* _Task statement_: Leave out the pictures and transcribe the rest of the records exactly.

====== Information given ======

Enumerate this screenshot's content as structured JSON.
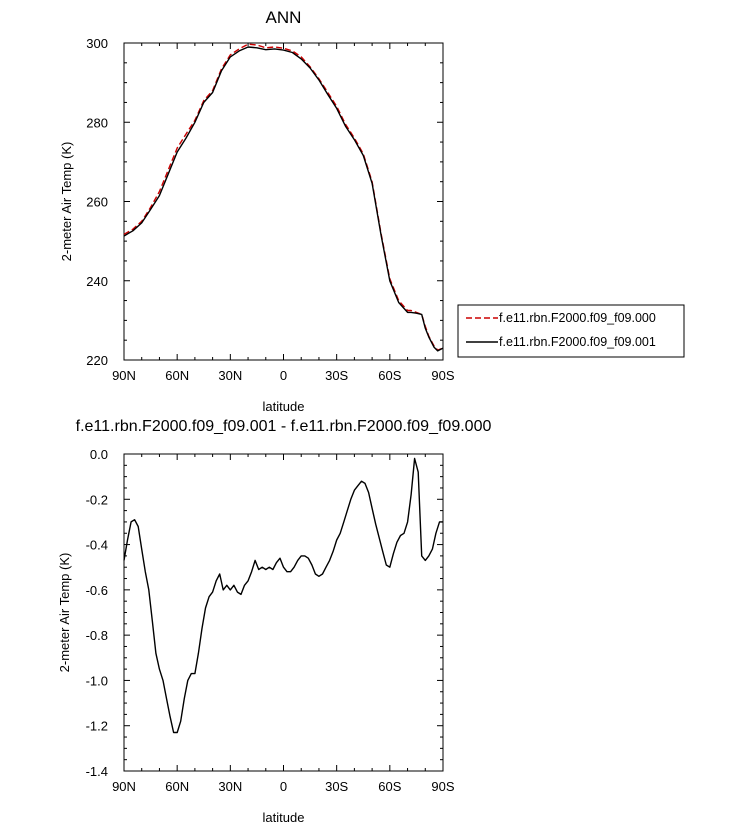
{
  "chart_data": [
    {
      "type": "line",
      "title": "ANN",
      "xlabel": "latitude",
      "ylabel": "2-meter Air Temp (K)",
      "x_direction": "north-to-south",
      "xlim": [
        90,
        -90
      ],
      "ylim": [
        220,
        300
      ],
      "x_ticks": [
        {
          "value": 90,
          "label": "90N"
        },
        {
          "value": 60,
          "label": "60N"
        },
        {
          "value": 30,
          "label": "30N"
        },
        {
          "value": 0,
          "label": "0"
        },
        {
          "value": -30,
          "label": "30S"
        },
        {
          "value": -60,
          "label": "60S"
        },
        {
          "value": -90,
          "label": "90S"
        }
      ],
      "y_ticks": [
        {
          "value": 300,
          "label": "300"
        },
        {
          "value": 280,
          "label": "280"
        },
        {
          "value": 260,
          "label": "260"
        },
        {
          "value": 240,
          "label": "240"
        },
        {
          "value": 220,
          "label": "220"
        }
      ],
      "grid": false,
      "legend_position": "right",
      "series": [
        {
          "name": "f.e11.rbn.F2000.f09_f09.000",
          "color": "#cc0000",
          "dash": "dashed",
          "x": [
            90,
            85,
            80,
            75,
            70,
            65,
            60,
            55,
            50,
            45,
            40,
            35,
            30,
            25,
            20,
            15,
            10,
            5,
            0,
            -5,
            -10,
            -15,
            -20,
            -25,
            -30,
            -35,
            -40,
            -45,
            -50,
            -55,
            -60,
            -65,
            -70,
            -72,
            -75,
            -78,
            -80,
            -82,
            -85,
            -87,
            -90
          ],
          "values": [
            251.7,
            253.0,
            255.0,
            258.5,
            262.5,
            268.0,
            273.5,
            277.0,
            280.5,
            285.5,
            288.0,
            293.5,
            297.0,
            298.5,
            299.7,
            299.5,
            298.8,
            299.0,
            298.7,
            298.0,
            296.5,
            294.0,
            291.0,
            287.5,
            284.0,
            279.5,
            276.0,
            272.0,
            265.0,
            252.0,
            240.5,
            235.0,
            232.5,
            232.5,
            232.0,
            231.5,
            228.5,
            226.0,
            223.5,
            222.5,
            223.0
          ]
        },
        {
          "name": "f.e11.rbn.F2000.f09_f09.001",
          "color": "#000000",
          "dash": "solid",
          "x": [
            90,
            85,
            80,
            75,
            70,
            65,
            60,
            55,
            50,
            45,
            40,
            35,
            30,
            25,
            20,
            15,
            10,
            5,
            0,
            -5,
            -10,
            -15,
            -20,
            -25,
            -30,
            -35,
            -40,
            -45,
            -50,
            -55,
            -60,
            -65,
            -70,
            -72,
            -75,
            -78,
            -80,
            -82,
            -85,
            -87,
            -90
          ],
          "values": [
            251.3,
            252.6,
            254.6,
            258.0,
            261.5,
            267.0,
            272.5,
            276.0,
            280.0,
            285.0,
            287.5,
            293.0,
            296.5,
            298.0,
            299.0,
            298.8,
            298.3,
            298.5,
            298.2,
            297.6,
            296.0,
            293.7,
            290.7,
            287.0,
            283.5,
            279.0,
            275.6,
            271.6,
            264.6,
            251.6,
            240.0,
            234.5,
            232.0,
            232.0,
            231.8,
            231.5,
            228.0,
            225.8,
            223.2,
            222.3,
            223.0
          ]
        }
      ]
    },
    {
      "type": "line",
      "title": "f.e11.rbn.F2000.f09_f09.001 - f.e11.rbn.F2000.f09_f09.000",
      "xlabel": "latitude",
      "ylabel": "2-meter Air Temp (K)",
      "x_direction": "north-to-south",
      "xlim": [
        90,
        -90
      ],
      "ylim": [
        -1.4,
        0.0
      ],
      "x_ticks": [
        {
          "value": 90,
          "label": "90N"
        },
        {
          "value": 60,
          "label": "60N"
        },
        {
          "value": 30,
          "label": "30N"
        },
        {
          "value": 0,
          "label": "0"
        },
        {
          "value": -30,
          "label": "30S"
        },
        {
          "value": -60,
          "label": "60S"
        },
        {
          "value": -90,
          "label": "90S"
        }
      ],
      "y_ticks": [
        {
          "value": 0.0,
          "label": "0.0"
        },
        {
          "value": -0.2,
          "label": "-0.2"
        },
        {
          "value": -0.4,
          "label": "-0.4"
        },
        {
          "value": -0.6,
          "label": "-0.6"
        },
        {
          "value": -0.8,
          "label": "-0.8"
        },
        {
          "value": -1.0,
          "label": "-1.0"
        },
        {
          "value": -1.2,
          "label": "-1.2"
        },
        {
          "value": -1.4,
          "label": "-1.4"
        }
      ],
      "grid": false,
      "series": [
        {
          "color": "#000000",
          "dash": "solid",
          "x": [
            90,
            88,
            86,
            84,
            82,
            80,
            78,
            76,
            74,
            72,
            70,
            68,
            66,
            64,
            62,
            60,
            58,
            56,
            54,
            52,
            50,
            48,
            46,
            44,
            42,
            40,
            38,
            36,
            34,
            32,
            30,
            28,
            26,
            24,
            22,
            20,
            18,
            16,
            14,
            12,
            10,
            8,
            6,
            4,
            2,
            0,
            -2,
            -4,
            -6,
            -8,
            -10,
            -12,
            -14,
            -16,
            -18,
            -20,
            -22,
            -24,
            -26,
            -28,
            -30,
            -32,
            -34,
            -36,
            -38,
            -40,
            -42,
            -44,
            -46,
            -48,
            -50,
            -52,
            -54,
            -56,
            -58,
            -60,
            -62,
            -64,
            -66,
            -68,
            -70,
            -72,
            -74,
            -76,
            -78,
            -80,
            -82,
            -84,
            -86,
            -88,
            -90
          ],
          "values": [
            -0.47,
            -0.38,
            -0.3,
            -0.29,
            -0.32,
            -0.42,
            -0.52,
            -0.6,
            -0.74,
            -0.88,
            -0.95,
            -1.0,
            -1.08,
            -1.16,
            -1.23,
            -1.23,
            -1.18,
            -1.08,
            -1.0,
            -0.97,
            -0.97,
            -0.88,
            -0.77,
            -0.68,
            -0.63,
            -0.61,
            -0.56,
            -0.53,
            -0.6,
            -0.58,
            -0.6,
            -0.58,
            -0.61,
            -0.62,
            -0.58,
            -0.56,
            -0.52,
            -0.47,
            -0.51,
            -0.5,
            -0.51,
            -0.5,
            -0.51,
            -0.48,
            -0.46,
            -0.5,
            -0.52,
            -0.52,
            -0.5,
            -0.47,
            -0.45,
            -0.45,
            -0.46,
            -0.49,
            -0.53,
            -0.54,
            -0.53,
            -0.5,
            -0.47,
            -0.43,
            -0.38,
            -0.35,
            -0.3,
            -0.25,
            -0.2,
            -0.16,
            -0.14,
            -0.12,
            -0.13,
            -0.17,
            -0.24,
            -0.31,
            -0.37,
            -0.43,
            -0.49,
            -0.5,
            -0.44,
            -0.39,
            -0.36,
            -0.35,
            -0.3,
            -0.18,
            -0.02,
            -0.08,
            -0.45,
            -0.47,
            -0.45,
            -0.42,
            -0.35,
            -0.3,
            -0.3
          ]
        }
      ]
    }
  ]
}
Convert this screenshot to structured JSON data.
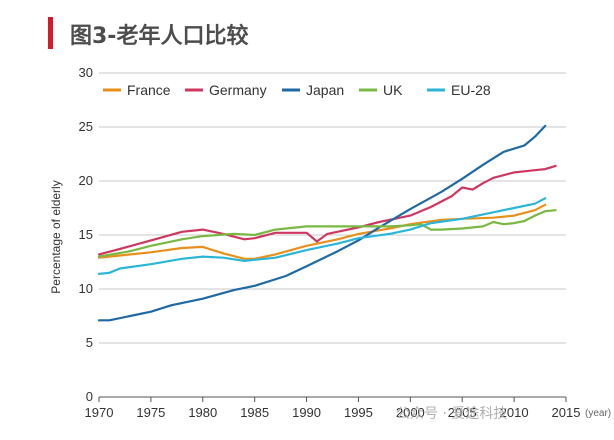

======

* _Reply to the exercise_:
Enumerate this screenshot's content as structured JSON.
{
  "chart_data": [
    {
      "type": "line",
      "title": "ANN",
      "xlabel": "latitude",
      "ylabel": "2-meter Air Temp (K)",
      "x_direction": "north-to-south",
      "xlim": [
        90,
        -90
      ],
      "ylim": [
        220,
        300
      ],
      "x_ticks": [
        {
          "value": 90,
          "label": "90N"
        },
        {
          "value": 60,
          "label": "60N"
        },
        {
          "value": 30,
          "label": "30N"
        },
        {
          "value": 0,
          "label": "0"
        },
        {
          "value": -30,
          "label": "30S"
        },
        {
          "value": -60,
          "label": "60S"
        },
        {
          "value": -90,
          "label": "90S"
        }
      ],
      "y_ticks": [
        {
          "value": 300,
          "label": "300"
        },
        {
          "value": 280,
          "label": "280"
        },
        {
          "value": 260,
          "label": "260"
        },
        {
          "value": 240,
          "label": "240"
        },
        {
          "value": 220,
          "label": "220"
        }
      ],
      "grid": false,
      "legend_position": "right",
      "series": [
        {
          "name": "f.e11.rbn.F2000.f09_f09.000",
          "color": "#cc0000",
          "dash": "dashed",
          "x": [
            90,
            85,
            80,
            75,
            70,
            65,
            60,
            55,
            50,
            45,
            40,
            35,
            30,
            25,
            20,
            15,
            10,
            5,
            0,
            -5,
            -10,
            -15,
            -20,
            -25,
            -30,
            -35,
            -40,
            -45,
            -50,
            -55,
            -60,
            -65,
            -70,
            -72,
            -75,
            -78,
            -80,
            -82,
            -85,
            -87,
            -90
          ],
          "values": [
            251.7,
            253.0,
            255.0,
            258.5,
            262.5,
            268.0,
            273.5,
            277.0,
            280.5,
            285.5,
            288.0,
            293.5,
            297.0,
            298.5,
            299.7,
            299.5,
            298.8,
            299.0,
            298.7,
            298.0,
            296.5,
            294.0,
            291.0,
            287.5,
            284.0,
            279.5,
            276.0,
            272.0,
            265.0,
            252.0,
            240.5,
            235.0,
            232.5,
            232.5,
            232.0,
            231.5,
            228.5,
            226.0,
            223.5,
            222.5,
            223.0
          ]
        },
        {
          "name": "f.e11.rbn.F2000.f09_f09.001",
          "color": "#000000",
          "dash": "solid",
          "x": [
            90,
            85,
            80,
            75,
            70,
            65,
            60,
            55,
            50,
            45,
            40,
            35,
            30,
            25,
            20,
            15,
            10,
            5,
            0,
            -5,
            -10,
            -15,
            -20,
            -25,
            -30,
            -35,
            -40,
            -45,
            -50,
            -55,
            -60,
            -65,
            -70,
            -72,
            -75,
            -78,
            -80,
            -82,
            -85,
            -87,
            -90
          ],
          "values": [
            251.3,
            252.6,
            254.6,
            258.0,
            261.5,
            267.0,
            272.5,
            276.0,
            280.0,
            285.0,
            287.5,
            293.0,
            296.5,
            298.0,
            299.0,
            298.8,
            298.3,
            298.5,
            298.2,
            297.6,
            296.0,
            293.7,
            290.7,
            287.0,
            283.5,
            279.0,
            275.6,
            271.6,
            264.6,
            251.6,
            240.0,
            234.5,
            232.0,
            232.0,
            231.8,
            231.5,
            228.0,
            225.8,
            223.2,
            222.3,
            223.0
          ]
        }
      ]
    },
    {
      "type": "line",
      "title": "f.e11.rbn.F2000.f09_f09.001 - f.e11.rbn.F2000.f09_f09.000",
      "xlabel": "latitude",
      "ylabel": "2-meter Air Temp (K)",
      "x_direction": "north-to-south",
      "xlim": [
        90,
        -90
      ],
      "ylim": [
        -1.4,
        0.0
      ],
      "x_ticks": [
        {
          "value": 90,
          "label": "90N"
        },
        {
          "value": 60,
          "label": "60N"
        },
        {
          "value": 30,
          "label": "30N"
        },
        {
          "value": 0,
          "label": "0"
        },
        {
          "value": -30,
          "label": "30S"
        },
        {
          "value": -60,
          "label": "60S"
        },
        {
          "value": -90,
          "label": "90S"
        }
      ],
      "y_ticks": [
        {
          "value": 0.0,
          "label": "0.0"
        },
        {
          "value": -0.2,
          "label": "-0.2"
        },
        {
          "value": -0.4,
          "label": "-0.4"
        },
        {
          "value": -0.6,
          "label": "-0.6"
        },
        {
          "value": -0.8,
          "label": "-0.8"
        },
        {
          "value": -1.0,
          "label": "-1.0"
        },
        {
          "value": -1.2,
          "label": "-1.2"
        },
        {
          "value": -1.4,
          "label": "-1.4"
        }
      ],
      "grid": false,
      "series": [
        {
          "color": "#000000",
          "dash": "solid",
          "x": [
            90,
            88,
            86,
            84,
            82,
            80,
            78,
            76,
            74,
            72,
            70,
            68,
            66,
            64,
            62,
            60,
            58,
            56,
            54,
            52,
            50,
            48,
            46,
            44,
            42,
            40,
            38,
            36,
            34,
            32,
            30,
            28,
            26,
            24,
            22,
            20,
            18,
            16,
            14,
            12,
            10,
            8,
            6,
            4,
            2,
            0,
            -2,
            -4,
            -6,
            -8,
            -10,
            -12,
            -14,
            -16,
            -18,
            -20,
            -22,
            -24,
            -26,
            -28,
            -30,
            -32,
            -34,
            -36,
            -38,
            -40,
            -42,
            -44,
            -46,
            -48,
            -50,
            -52,
            -54,
            -56,
            -58,
            -60,
            -62,
            -64,
            -66,
            -68,
            -70,
            -72,
            -74,
            -76,
            -78,
            -80,
            -82,
            -84,
            -86,
            -88,
            -90
          ],
          "values": [
            -0.47,
            -0.38,
            -0.3,
            -0.29,
            -0.32,
            -0.42,
            -0.52,
            -0.6,
            -0.74,
            -0.88,
            -0.95,
            -1.0,
            -1.08,
            -1.16,
            -1.23,
            -1.23,
            -1.18,
            -1.08,
            -1.0,
            -0.97,
            -0.97,
            -0.88,
            -0.77,
            -0.68,
            -0.63,
            -0.61,
            -0.56,
            -0.53,
            -0.6,
            -0.58,
            -0.6,
            -0.58,
            -0.61,
            -0.62,
            -0.58,
            -0.56,
            -0.52,
            -0.47,
            -0.51,
            -0.5,
            -0.51,
            -0.5,
            -0.51,
            -0.48,
            -0.46,
            -0.5,
            -0.52,
            -0.52,
            -0.5,
            -0.47,
            -0.45,
            -0.45,
            -0.46,
            -0.49,
            -0.53,
            -0.54,
            -0.53,
            -0.5,
            -0.47,
            -0.43,
            -0.38,
            -0.35,
            -0.3,
            -0.25,
            -0.2,
            -0.16,
            -0.14,
            -0.12,
            -0.13,
            -0.17,
            -0.24,
            -0.31,
            -0.37,
            -0.43,
            -0.49,
            -0.5,
            -0.44,
            -0.39,
            -0.36,
            -0.35,
            -0.3,
            -0.18,
            -0.02,
            -0.08,
            -0.45,
            -0.47,
            -0.45,
            -0.42,
            -0.35,
            -0.3,
            -0.3
          ]
        }
      ]
    }
  ]
}
Convert this screenshot to structured JSON data.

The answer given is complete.